What is needed:
Find all the lines with "swan" and gather them.
:::::
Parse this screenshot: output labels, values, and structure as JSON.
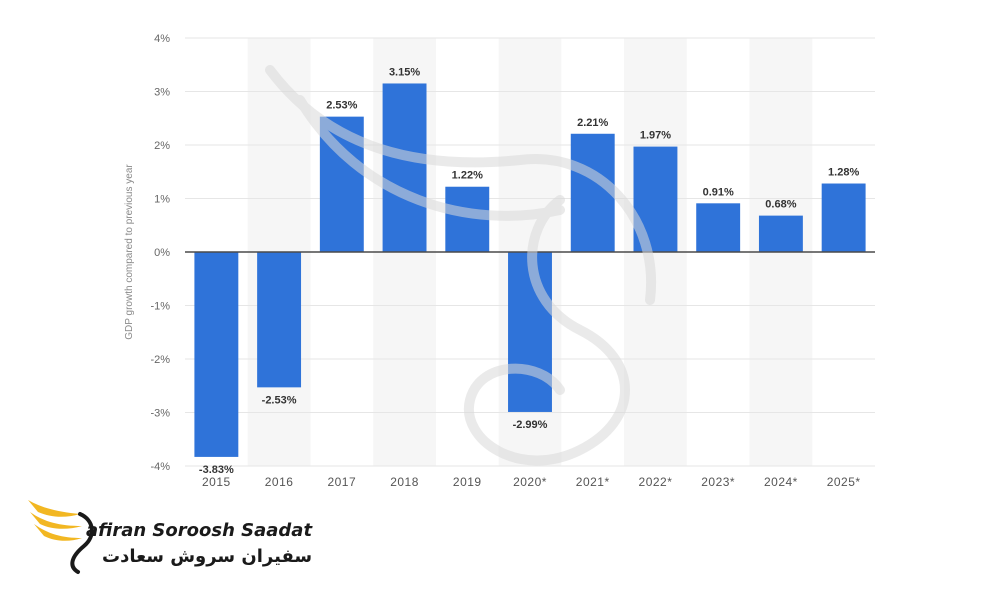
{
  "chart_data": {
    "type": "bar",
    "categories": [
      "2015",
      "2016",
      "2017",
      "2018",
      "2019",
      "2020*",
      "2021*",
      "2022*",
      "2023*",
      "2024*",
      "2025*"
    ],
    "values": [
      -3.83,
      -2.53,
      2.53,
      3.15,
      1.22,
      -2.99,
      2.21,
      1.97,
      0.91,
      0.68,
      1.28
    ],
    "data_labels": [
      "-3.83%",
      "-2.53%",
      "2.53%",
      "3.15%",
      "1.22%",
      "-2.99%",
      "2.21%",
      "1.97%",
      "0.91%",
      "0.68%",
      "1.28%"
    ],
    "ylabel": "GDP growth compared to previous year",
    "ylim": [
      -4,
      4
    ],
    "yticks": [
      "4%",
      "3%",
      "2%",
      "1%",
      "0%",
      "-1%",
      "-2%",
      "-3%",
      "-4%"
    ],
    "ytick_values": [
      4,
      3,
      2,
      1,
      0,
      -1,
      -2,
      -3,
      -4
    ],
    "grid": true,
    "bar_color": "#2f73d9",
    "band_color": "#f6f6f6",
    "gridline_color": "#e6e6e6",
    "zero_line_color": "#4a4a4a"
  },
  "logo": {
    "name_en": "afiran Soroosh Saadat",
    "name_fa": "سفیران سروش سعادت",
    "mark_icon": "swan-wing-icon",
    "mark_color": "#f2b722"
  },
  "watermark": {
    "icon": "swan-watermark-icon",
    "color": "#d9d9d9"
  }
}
:::::
Result of this exercise:
    "mark_icon": "swan-wing-icon",
    "icon": "swan-watermark-icon",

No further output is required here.